To do:
Filter the entries below, keeping only lines with the word "name".

Dataset entries:
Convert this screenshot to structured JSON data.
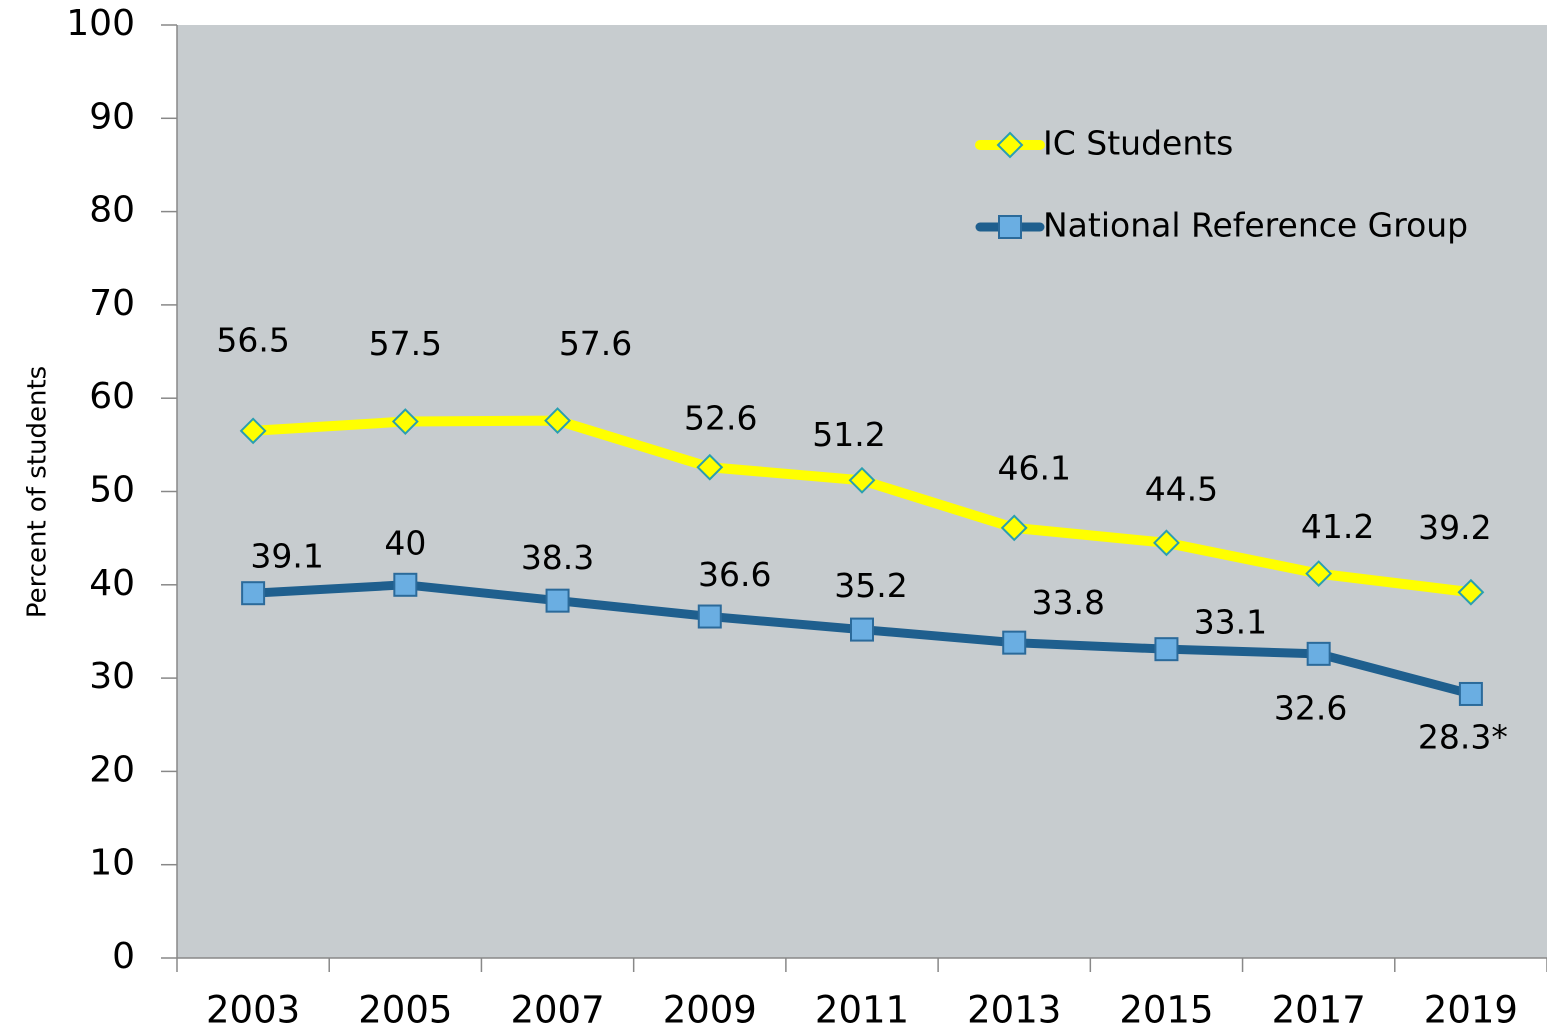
{
  "chart_data": {
    "type": "line",
    "categories": [
      "2003",
      "2005",
      "2007",
      "2009",
      "2011",
      "2013",
      "2015",
      "2017",
      "2019"
    ],
    "y_label": "Percent  of  students",
    "series": [
      {
        "name": "IC Students",
        "color": "#ffff00",
        "marker": "diamond",
        "marker_color": "#ffff00",
        "marker_edge": "#2a9fb0",
        "values": [
          56.5,
          57.5,
          57.6,
          52.6,
          51.2,
          46.1,
          44.5,
          41.2,
          39.2
        ]
      },
      {
        "name": "National Reference Group",
        "color": "#1f5f8e",
        "marker": "square",
        "marker_color": "#6aaee2",
        "marker_edge": "#2b6a9a",
        "values": [
          39.1,
          40,
          38.3,
          36.6,
          35.2,
          33.8,
          33.1,
          32.6,
          28.3
        ],
        "value_labels": [
          "39.1",
          "40",
          "38.3",
          "36.6",
          "35.2",
          "33.8",
          "33.1",
          "32.6",
          "28.3*"
        ]
      }
    ],
    "ylim": [
      0,
      100
    ],
    "yticks": [
      0,
      10,
      20,
      30,
      40,
      50,
      60,
      70,
      80,
      90,
      100
    ],
    "grid": false,
    "legend": "top-right",
    "plot_background": "#c7cccf"
  }
}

Output below:
        "name": "IC Students",
        "name": "National Reference Group",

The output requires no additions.